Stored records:
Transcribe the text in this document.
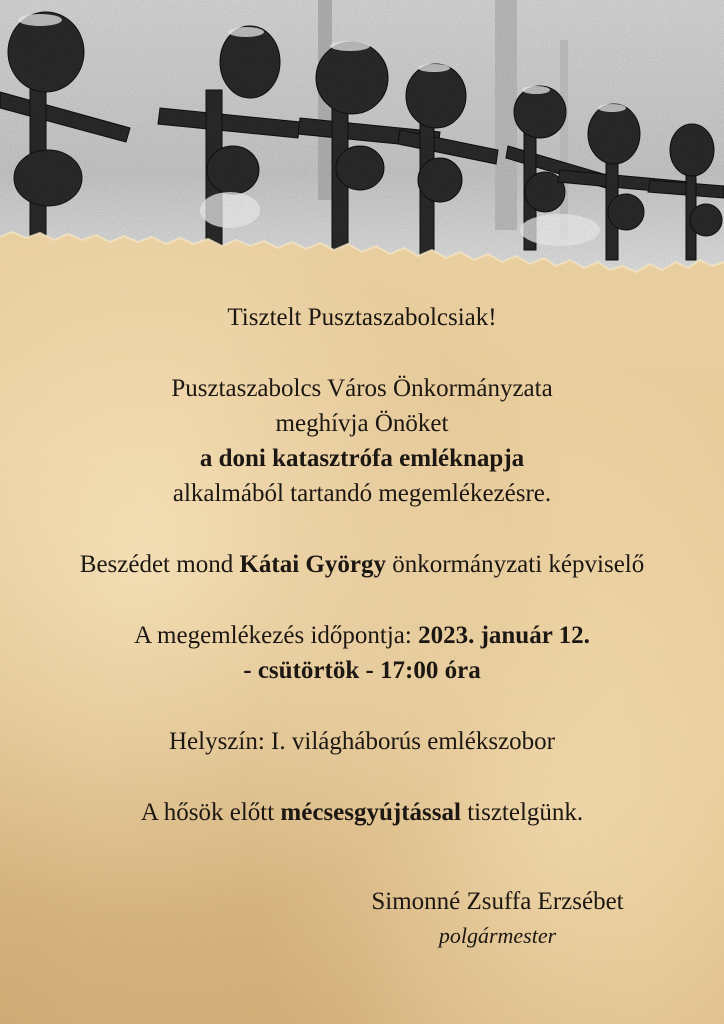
Tisztelt Pusztaszabolcsiak!

Pusztaszabolcs Város Önkormányzata

meghívja Önöket

a doni katasztrófa emléknapja

alkalmából tartandó megemlékezésre.

Beszédet mond Kátai György önkormányzati képviselő

A megemlékezés időpontja: 2023. január 12.

- csütörtök - 17:00 óra

Helyszín: I. világháborús emlékszobor

A hősök előtt mécsesgyújtással tisztelgünk.

Simonné Zsuffa Erzsébet
polgármester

• _STATED PROBLEM_:
All of the lines above should be printed exactly, minus the pictures.

• _WRITTEN SOLUTION_:
Transcribe the text in this document.
Tisztelt Pusztaszabolcsiak!

Pusztaszabolcs Város Önkormányzata

meghívja Önöket

a doni katasztrófa emléknapja

alkalmából tartandó megemlékezésre.

Beszédet mond Kátai György önkormányzati képviselő

A megemlékezés időpontja: 2023. január 12.

- csütörtök - 17:00 óra

Helyszín: I. világháborús emlékszobor

A hősök előtt mécsesgyújtással tisztelgünk.

Simonné Zsuffa Erzsébet
polgármester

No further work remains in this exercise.